#### [Directions for this task]
Return each line of the records holding the string "paired".
========
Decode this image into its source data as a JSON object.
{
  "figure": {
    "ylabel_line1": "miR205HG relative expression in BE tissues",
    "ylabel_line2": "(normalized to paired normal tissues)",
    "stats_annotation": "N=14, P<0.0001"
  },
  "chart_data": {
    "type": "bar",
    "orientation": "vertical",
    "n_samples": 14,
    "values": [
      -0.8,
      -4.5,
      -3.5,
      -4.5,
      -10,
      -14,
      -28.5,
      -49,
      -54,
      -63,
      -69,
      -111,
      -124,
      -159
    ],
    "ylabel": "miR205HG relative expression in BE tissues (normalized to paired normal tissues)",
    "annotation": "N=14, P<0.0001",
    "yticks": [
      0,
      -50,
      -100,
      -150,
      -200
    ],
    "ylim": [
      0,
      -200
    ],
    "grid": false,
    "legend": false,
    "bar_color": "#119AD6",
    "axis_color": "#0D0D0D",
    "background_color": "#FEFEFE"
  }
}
========
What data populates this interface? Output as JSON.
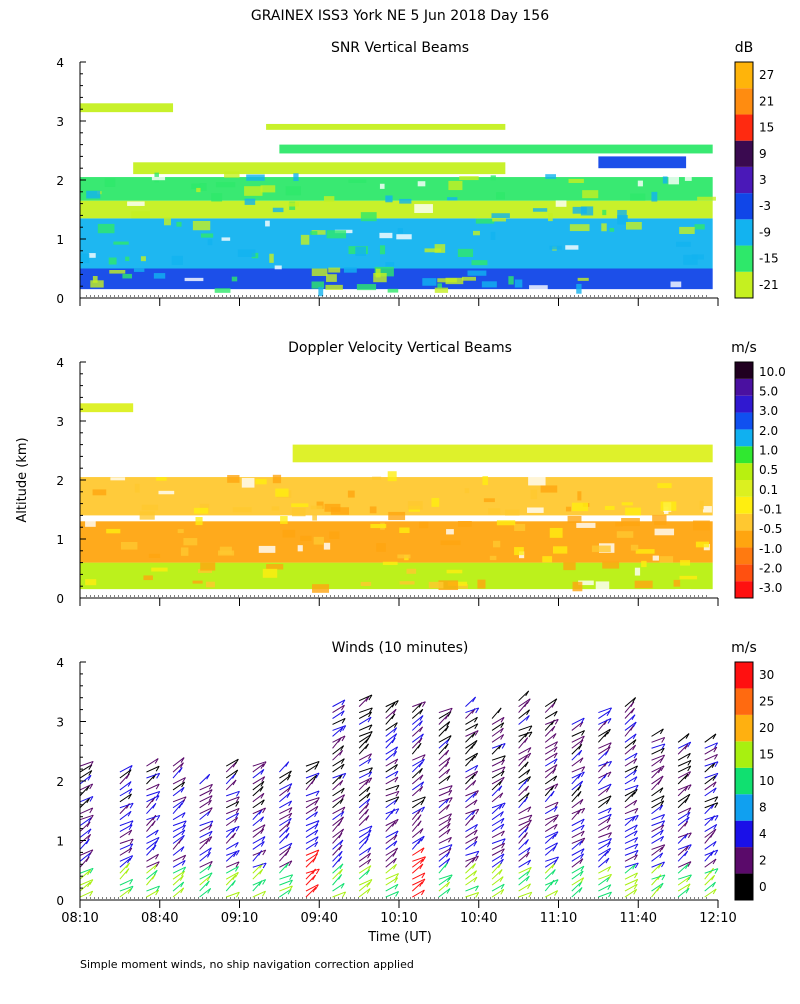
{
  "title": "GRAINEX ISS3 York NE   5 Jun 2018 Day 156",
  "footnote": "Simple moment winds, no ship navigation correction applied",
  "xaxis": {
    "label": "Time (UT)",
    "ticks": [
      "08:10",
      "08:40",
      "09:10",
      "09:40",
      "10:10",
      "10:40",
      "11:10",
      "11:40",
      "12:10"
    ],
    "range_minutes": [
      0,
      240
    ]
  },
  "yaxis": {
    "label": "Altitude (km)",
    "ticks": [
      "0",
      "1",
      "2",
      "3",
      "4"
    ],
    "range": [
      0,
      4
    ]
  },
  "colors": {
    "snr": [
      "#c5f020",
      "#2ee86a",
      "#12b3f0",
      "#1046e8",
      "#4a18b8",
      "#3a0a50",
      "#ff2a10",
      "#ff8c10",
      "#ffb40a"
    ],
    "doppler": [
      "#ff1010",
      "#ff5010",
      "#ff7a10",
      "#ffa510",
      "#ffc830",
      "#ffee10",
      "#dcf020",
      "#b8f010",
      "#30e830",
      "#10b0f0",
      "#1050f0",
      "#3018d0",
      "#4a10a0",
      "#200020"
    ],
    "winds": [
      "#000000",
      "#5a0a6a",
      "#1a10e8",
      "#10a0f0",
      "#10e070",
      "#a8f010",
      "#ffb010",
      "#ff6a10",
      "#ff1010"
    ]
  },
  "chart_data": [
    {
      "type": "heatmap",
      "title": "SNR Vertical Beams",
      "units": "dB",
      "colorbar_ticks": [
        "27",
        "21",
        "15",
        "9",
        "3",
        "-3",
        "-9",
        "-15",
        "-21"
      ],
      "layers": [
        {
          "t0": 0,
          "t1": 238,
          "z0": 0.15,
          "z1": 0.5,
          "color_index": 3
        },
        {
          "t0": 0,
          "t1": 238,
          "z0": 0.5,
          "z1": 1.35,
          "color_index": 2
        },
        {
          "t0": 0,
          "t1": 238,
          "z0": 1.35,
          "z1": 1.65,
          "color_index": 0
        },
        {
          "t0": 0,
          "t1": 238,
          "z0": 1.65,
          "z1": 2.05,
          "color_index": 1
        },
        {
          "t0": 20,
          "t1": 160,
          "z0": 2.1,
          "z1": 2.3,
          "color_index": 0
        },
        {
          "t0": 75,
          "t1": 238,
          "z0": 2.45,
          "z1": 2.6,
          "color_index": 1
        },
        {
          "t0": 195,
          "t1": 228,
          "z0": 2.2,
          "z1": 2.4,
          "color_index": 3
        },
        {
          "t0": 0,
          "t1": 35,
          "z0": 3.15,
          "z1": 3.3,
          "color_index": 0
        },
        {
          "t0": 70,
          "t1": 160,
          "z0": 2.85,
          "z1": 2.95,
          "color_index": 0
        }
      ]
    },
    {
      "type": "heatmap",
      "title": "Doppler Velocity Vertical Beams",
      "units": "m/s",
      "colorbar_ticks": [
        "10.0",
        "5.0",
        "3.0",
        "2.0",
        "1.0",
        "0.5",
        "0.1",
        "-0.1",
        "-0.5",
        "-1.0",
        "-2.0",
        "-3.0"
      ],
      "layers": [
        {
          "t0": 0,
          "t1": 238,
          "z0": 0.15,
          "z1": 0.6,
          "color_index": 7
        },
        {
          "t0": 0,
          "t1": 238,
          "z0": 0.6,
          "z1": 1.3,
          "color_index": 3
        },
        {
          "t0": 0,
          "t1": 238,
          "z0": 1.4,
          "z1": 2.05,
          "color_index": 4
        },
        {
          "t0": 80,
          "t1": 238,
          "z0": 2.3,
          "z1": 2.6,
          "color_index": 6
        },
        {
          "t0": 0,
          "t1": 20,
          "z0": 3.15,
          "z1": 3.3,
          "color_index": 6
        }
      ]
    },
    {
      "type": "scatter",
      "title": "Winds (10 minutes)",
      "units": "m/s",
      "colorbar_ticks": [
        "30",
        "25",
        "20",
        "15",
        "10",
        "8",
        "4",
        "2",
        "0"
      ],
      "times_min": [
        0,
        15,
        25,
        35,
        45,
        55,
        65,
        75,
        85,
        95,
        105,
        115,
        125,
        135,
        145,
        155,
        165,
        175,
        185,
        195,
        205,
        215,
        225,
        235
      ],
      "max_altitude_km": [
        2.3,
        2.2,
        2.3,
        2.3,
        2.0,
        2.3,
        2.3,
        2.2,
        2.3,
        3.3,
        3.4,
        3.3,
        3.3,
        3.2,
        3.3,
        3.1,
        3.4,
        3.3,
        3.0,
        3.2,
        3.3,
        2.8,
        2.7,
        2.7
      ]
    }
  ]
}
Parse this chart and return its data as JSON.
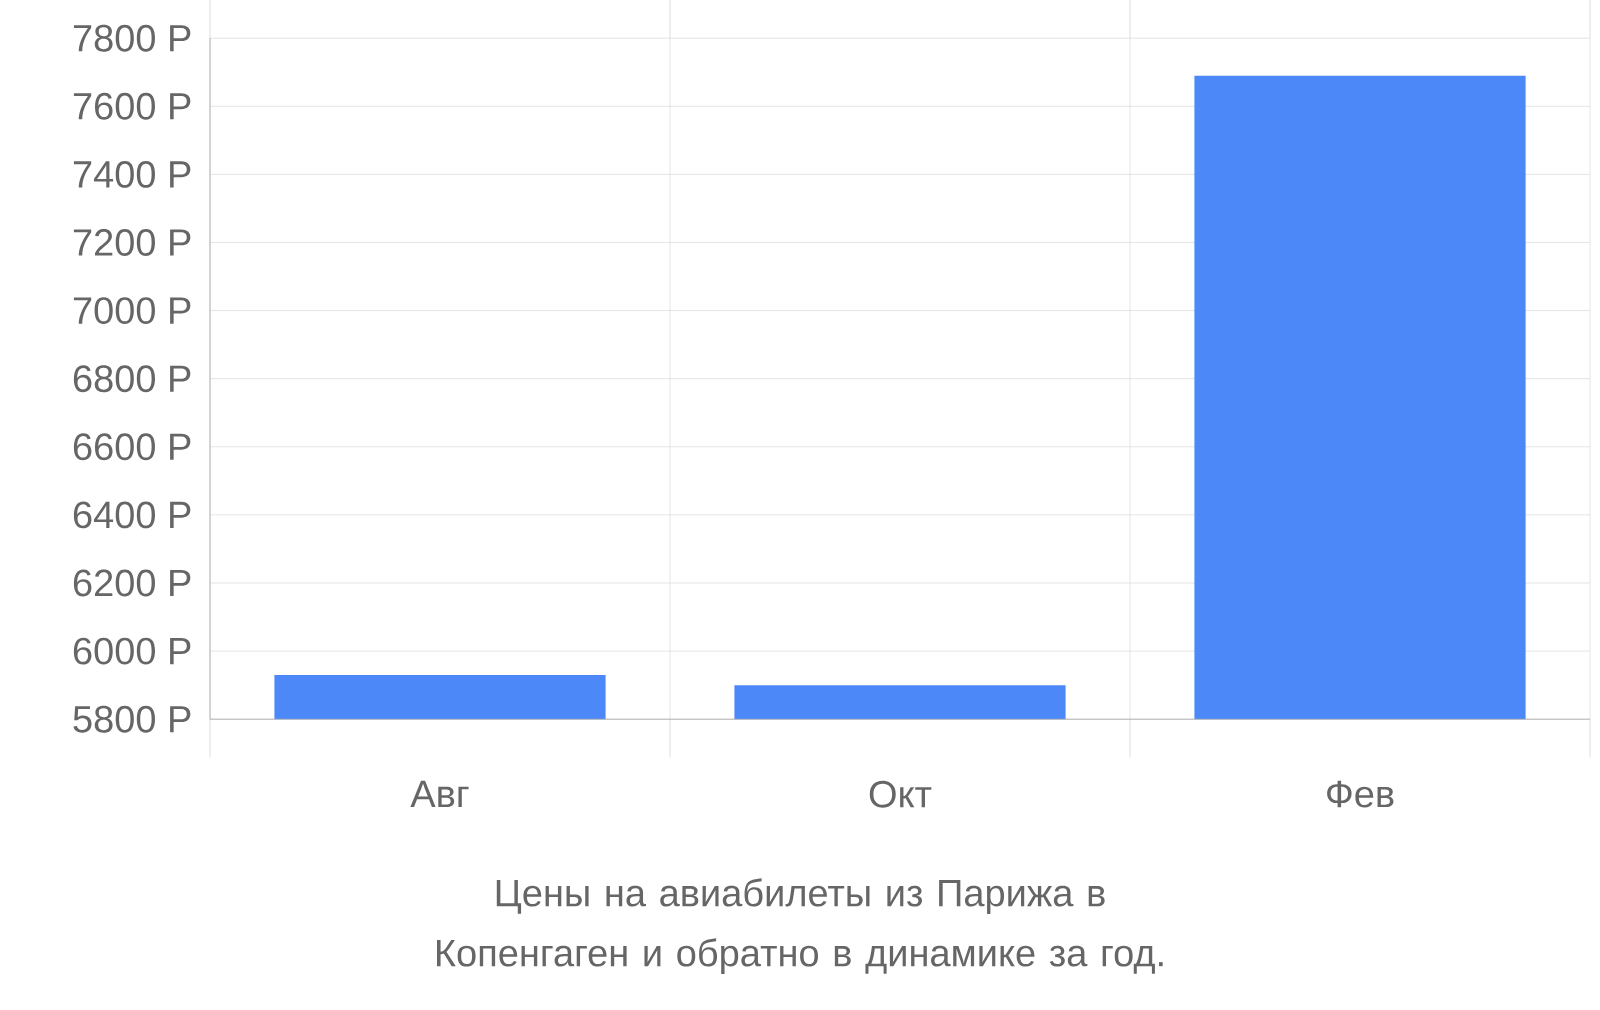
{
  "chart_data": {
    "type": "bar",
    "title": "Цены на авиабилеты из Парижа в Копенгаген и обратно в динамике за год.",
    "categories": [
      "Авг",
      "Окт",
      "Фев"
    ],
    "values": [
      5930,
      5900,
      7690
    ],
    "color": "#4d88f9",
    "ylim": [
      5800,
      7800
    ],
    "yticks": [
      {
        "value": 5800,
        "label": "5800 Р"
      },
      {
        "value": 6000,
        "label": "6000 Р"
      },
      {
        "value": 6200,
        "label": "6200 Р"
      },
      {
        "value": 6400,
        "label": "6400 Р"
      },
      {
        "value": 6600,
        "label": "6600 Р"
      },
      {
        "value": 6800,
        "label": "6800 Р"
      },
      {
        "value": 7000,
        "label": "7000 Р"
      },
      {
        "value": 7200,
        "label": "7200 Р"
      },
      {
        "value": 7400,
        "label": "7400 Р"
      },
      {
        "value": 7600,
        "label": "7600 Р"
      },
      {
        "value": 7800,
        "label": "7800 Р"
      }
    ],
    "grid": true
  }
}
========
#### [Answer to the problem]
    "ylabel_line2": "(normalized to paired normal tissues)",
    "ylabel": "miR205HG relative expression in BE tissues (normalized to paired normal tissues)",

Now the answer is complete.